All the entries need to be quoted exactly, apart from the pictures, which you should drop.
==== Input for this task
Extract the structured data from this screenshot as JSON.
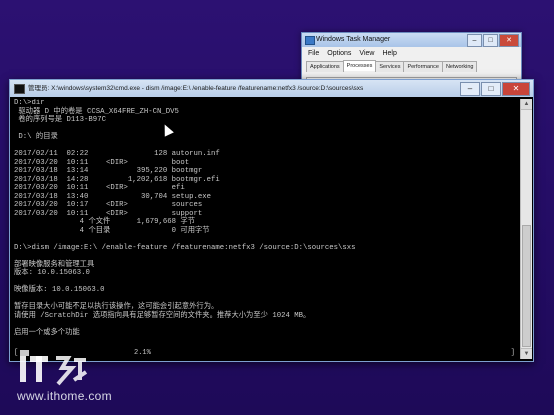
{
  "task_manager": {
    "title": "Windows Task Manager",
    "menu": [
      "File",
      "Options",
      "View",
      "Help"
    ],
    "tabs": [
      "Applications",
      "Processes",
      "Services",
      "Performance",
      "Networking"
    ],
    "active_tab": "Processes",
    "controls": {
      "minimize": "–",
      "maximize": "□",
      "close": "✕"
    }
  },
  "console_window": {
    "title": "管理员: X:\\windows\\system32\\cmd.exe - dism  /image:E:\\ /enable-feature /featurename:netfx3 /source:D:\\sources\\sxs",
    "controls": {
      "minimize": "–",
      "maximize": "□",
      "close": "✕"
    },
    "lines": [
      "D:\\>dir",
      " 驱动器 D 中的卷是 CCSA_X64FRE_ZH-CN_DV5",
      " 卷的序列号是 D113-B97C",
      "",
      " D:\\ 的目录",
      "",
      "2017/02/11  02:22               128 autorun.inf",
      "2017/03/20  10:11    <DIR>          boot",
      "2017/03/18  13:14           395,220 bootmgr",
      "2017/03/18  14:28         1,202,618 bootmgr.efi",
      "2017/03/20  10:11    <DIR>          efi",
      "2017/03/18  13:40            30,704 setup.exe",
      "2017/03/20  10:17    <DIR>          sources",
      "2017/03/20  10:11    <DIR>          support",
      "               4 个文件      1,679,668 字节",
      "               4 个目录              0 可用字节",
      "",
      "D:\\>dism /image:E:\\ /enable-feature /featurename:netfx3 /source:D:\\sources\\sxs",
      "",
      "部署映像服务和管理工具",
      "版本: 10.0.15063.0",
      "",
      "映像版本: 10.0.15063.0",
      "",
      "暂存目录大小可能不足以执行该操作，这可能会引起意外行为。",
      "请使用 /ScratchDir 选项指向具有足够暂存空间的文件夹。推荐大小为至少 1024 MB。",
      "",
      "启用一个或多个功能"
    ],
    "progress": {
      "percent_label": "2.1%",
      "value_percent": 2.1
    }
  },
  "watermark": {
    "logo_text": "IT之家",
    "url": "www.ithome.com"
  }
}
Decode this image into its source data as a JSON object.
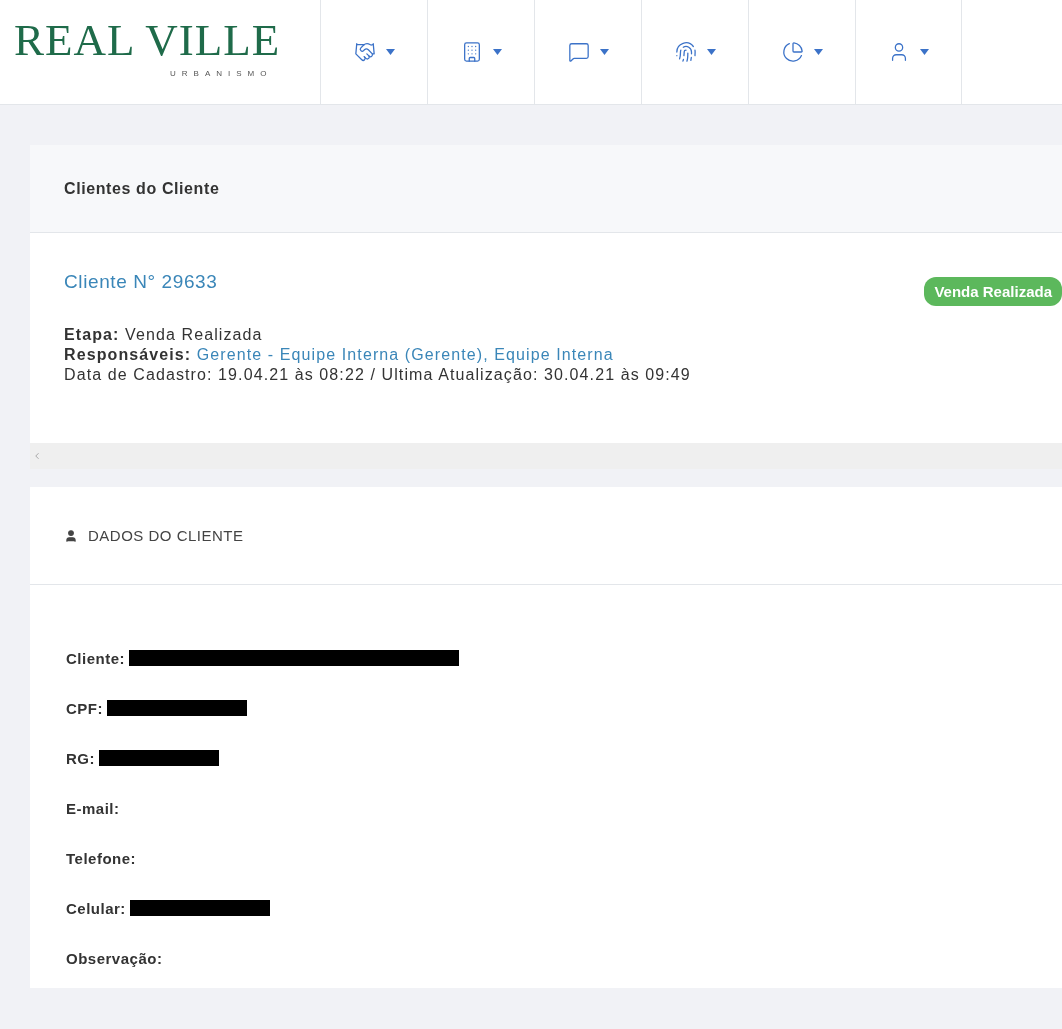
{
  "logo": {
    "name": "REAL VILLE",
    "tagline": "URBANISMO"
  },
  "nav": [
    {
      "kind": "handshake"
    },
    {
      "kind": "building"
    },
    {
      "kind": "message"
    },
    {
      "kind": "fingerprint"
    },
    {
      "kind": "chart"
    },
    {
      "kind": "user"
    }
  ],
  "client_card": {
    "title": "Clientes do Cliente",
    "client_number": "Cliente N° 29633",
    "status_badge": "Venda Realizada",
    "stage": {
      "label": "Etapa:",
      "value": "Venda Realizada"
    },
    "responsibles": {
      "label": "Responsáveis:",
      "value": "Gerente - Equipe Interna (Gerente), Equipe Interna"
    },
    "dates": "Data de Cadastro: 19.04.21 às 08:22 / Ultima Atualização: 30.04.21 às 09:49"
  },
  "data_card": {
    "title": "DADOS DO CLIENTE",
    "fields": [
      {
        "label": "Cliente:",
        "redacted": true
      },
      {
        "label": "CPF:",
        "redacted": true
      },
      {
        "label": "RG:",
        "redacted": true
      },
      {
        "label": "E-mail:",
        "redacted": false
      },
      {
        "label": "Telefone:",
        "redacted": false
      },
      {
        "label": "Celular:",
        "redacted": true
      },
      {
        "label": "Observação:",
        "redacted": false
      }
    ]
  }
}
========
▶ **Worked solution**:
Extract the structured data from this screenshot as JSON.
{
  "task_manager": {
    "title": "Windows Task Manager",
    "menu": [
      "File",
      "Options",
      "View",
      "Help"
    ],
    "tabs": [
      "Applications",
      "Processes",
      "Services",
      "Performance",
      "Networking"
    ],
    "active_tab": "Processes",
    "controls": {
      "minimize": "–",
      "maximize": "□",
      "close": "✕"
    }
  },
  "console_window": {
    "title": "管理员: X:\\windows\\system32\\cmd.exe - dism  /image:E:\\ /enable-feature /featurename:netfx3 /source:D:\\sources\\sxs",
    "controls": {
      "minimize": "–",
      "maximize": "□",
      "close": "✕"
    },
    "lines": [
      "D:\\>dir",
      " 驱动器 D 中的卷是 CCSA_X64FRE_ZH-CN_DV5",
      " 卷的序列号是 D113-B97C",
      "",
      " D:\\ 的目录",
      "",
      "2017/02/11  02:22               128 autorun.inf",
      "2017/03/20  10:11    <DIR>          boot",
      "2017/03/18  13:14           395,220 bootmgr",
      "2017/03/18  14:28         1,202,618 bootmgr.efi",
      "2017/03/20  10:11    <DIR>          efi",
      "2017/03/18  13:40            30,704 setup.exe",
      "2017/03/20  10:17    <DIR>          sources",
      "2017/03/20  10:11    <DIR>          support",
      "               4 个文件      1,679,668 字节",
      "               4 个目录              0 可用字节",
      "",
      "D:\\>dism /image:E:\\ /enable-feature /featurename:netfx3 /source:D:\\sources\\sxs",
      "",
      "部署映像服务和管理工具",
      "版本: 10.0.15063.0",
      "",
      "映像版本: 10.0.15063.0",
      "",
      "暂存目录大小可能不足以执行该操作，这可能会引起意外行为。",
      "请使用 /ScratchDir 选项指向具有足够暂存空间的文件夹。推荐大小为至少 1024 MB。",
      "",
      "启用一个或多个功能"
    ],
    "progress": {
      "percent_label": "2.1%",
      "value_percent": 2.1
    }
  },
  "watermark": {
    "logo_text": "IT之家",
    "url": "www.ithome.com"
  }
}
Decode this image into its source data as a JSON object.
{
  "logo": {
    "name": "REAL VILLE",
    "tagline": "URBANISMO"
  },
  "nav": [
    {
      "kind": "handshake"
    },
    {
      "kind": "building"
    },
    {
      "kind": "message"
    },
    {
      "kind": "fingerprint"
    },
    {
      "kind": "chart"
    },
    {
      "kind": "user"
    }
  ],
  "client_card": {
    "title": "Clientes do Cliente",
    "client_number": "Cliente N° 29633",
    "status_badge": "Venda Realizada",
    "stage": {
      "label": "Etapa:",
      "value": "Venda Realizada"
    },
    "responsibles": {
      "label": "Responsáveis:",
      "value": "Gerente - Equipe Interna (Gerente), Equipe Interna"
    },
    "dates": "Data de Cadastro: 19.04.21 às 08:22 / Ultima Atualização: 30.04.21 às 09:49"
  },
  "data_card": {
    "title": "DADOS DO CLIENTE",
    "fields": [
      {
        "label": "Cliente:",
        "redacted": true
      },
      {
        "label": "CPF:",
        "redacted": true
      },
      {
        "label": "RG:",
        "redacted": true
      },
      {
        "label": "E-mail:",
        "redacted": false
      },
      {
        "label": "Telefone:",
        "redacted": false
      },
      {
        "label": "Celular:",
        "redacted": true
      },
      {
        "label": "Observação:",
        "redacted": false
      }
    ]
  }
}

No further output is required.